# Given information:
## start
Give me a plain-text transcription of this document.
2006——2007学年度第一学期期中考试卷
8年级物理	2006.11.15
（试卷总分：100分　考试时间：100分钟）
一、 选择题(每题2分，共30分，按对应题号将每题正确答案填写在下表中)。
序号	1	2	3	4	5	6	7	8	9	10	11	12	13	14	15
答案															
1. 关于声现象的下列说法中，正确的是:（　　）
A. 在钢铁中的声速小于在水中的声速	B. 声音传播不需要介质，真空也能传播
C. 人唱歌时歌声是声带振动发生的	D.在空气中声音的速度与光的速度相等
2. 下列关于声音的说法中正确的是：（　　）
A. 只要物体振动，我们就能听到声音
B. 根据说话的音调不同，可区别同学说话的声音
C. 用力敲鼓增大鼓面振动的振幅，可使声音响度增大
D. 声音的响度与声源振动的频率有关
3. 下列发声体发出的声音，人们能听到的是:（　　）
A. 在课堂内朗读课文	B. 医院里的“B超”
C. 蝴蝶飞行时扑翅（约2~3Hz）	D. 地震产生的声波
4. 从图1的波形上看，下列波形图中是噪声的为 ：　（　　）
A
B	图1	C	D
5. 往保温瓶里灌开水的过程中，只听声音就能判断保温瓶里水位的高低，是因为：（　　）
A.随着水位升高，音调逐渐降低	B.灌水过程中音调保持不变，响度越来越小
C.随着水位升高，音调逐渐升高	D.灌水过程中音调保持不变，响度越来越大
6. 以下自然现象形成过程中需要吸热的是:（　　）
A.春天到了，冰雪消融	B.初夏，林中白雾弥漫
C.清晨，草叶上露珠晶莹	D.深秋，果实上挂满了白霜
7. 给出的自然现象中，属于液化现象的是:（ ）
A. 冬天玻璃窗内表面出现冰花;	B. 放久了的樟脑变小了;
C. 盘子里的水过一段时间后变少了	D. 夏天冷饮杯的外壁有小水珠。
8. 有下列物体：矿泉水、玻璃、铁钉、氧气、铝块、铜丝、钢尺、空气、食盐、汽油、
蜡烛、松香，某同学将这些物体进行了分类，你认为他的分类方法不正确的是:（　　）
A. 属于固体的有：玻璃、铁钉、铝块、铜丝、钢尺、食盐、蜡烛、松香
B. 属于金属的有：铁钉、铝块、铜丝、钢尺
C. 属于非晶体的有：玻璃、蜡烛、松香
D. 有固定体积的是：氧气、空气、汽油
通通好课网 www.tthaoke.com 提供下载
## end
# What you should do:
Write out every line exactly as it stands.

# Problem solution:
Give me a plain-text transcription of this document.
2006——2007学年度第一学期期中考试卷
8年级物理	2006.11.15
（试卷总分：100分　考试时间：100分钟）
一、 选择题(每题2分，共30分，按对应题号将每题正确答案填写在下表中)。
序号	1	2	3	4	5	6	7	8	9	10	11	12	13	14	15
答案															
1. 关于声现象的下列说法中，正确的是:（　　）
A. 在钢铁中的声速小于在水中的声速	B. 声音传播不需要介质，真空也能传播
C. 人唱歌时歌声是声带振动发生的	D.在空气中声音的速度与光的速度相等
2. 下列关于声音的说法中正确的是：（　　）
A. 只要物体振动，我们就能听到声音
B. 根据说话的音调不同，可区别同学说话的声音
C. 用力敲鼓增大鼓面振动的振幅，可使声音响度增大
D. 声音的响度与声源振动的频率有关
3. 下列发声体发出的声音，人们能听到的是:（　　）
A. 在课堂内朗读课文	B. 医院里的“B超”
C. 蝴蝶飞行时扑翅（约2~3Hz）	D. 地震产生的声波
4. 从图1的波形上看，下列波形图中是噪声的为 ：　（　　）
A
B	图1	C	D
5. 往保温瓶里灌开水的过程中，只听声音就能判断保温瓶里水位的高低，是因为：（　　）
A.随着水位升高，音调逐渐降低	B.灌水过程中音调保持不变，响度越来越小
C.随着水位升高，音调逐渐升高	D.灌水过程中音调保持不变，响度越来越大
6. 以下自然现象形成过程中需要吸热的是:（　　）
A.春天到了，冰雪消融	B.初夏，林中白雾弥漫
C.清晨，草叶上露珠晶莹	D.深秋，果实上挂满了白霜
7. 给出的自然现象中，属于液化现象的是:（ ）
A. 冬天玻璃窗内表面出现冰花;	B. 放久了的樟脑变小了;
C. 盘子里的水过一段时间后变少了	D. 夏天冷饮杯的外壁有小水珠。
8. 有下列物体：矿泉水、玻璃、铁钉、氧气、铝块、铜丝、钢尺、空气、食盐、汽油、
蜡烛、松香，某同学将这些物体进行了分类，你认为他的分类方法不正确的是:（　　）
A. 属于固体的有：玻璃、铁钉、铝块、铜丝、钢尺、食盐、蜡烛、松香
B. 属于金属的有：铁钉、铝块、铜丝、钢尺
C. 属于非晶体的有：玻璃、蜡烛、松香
D. 有固定体积的是：氧气、空气、汽油
通通好课网 www.tthaoke.com 提供下载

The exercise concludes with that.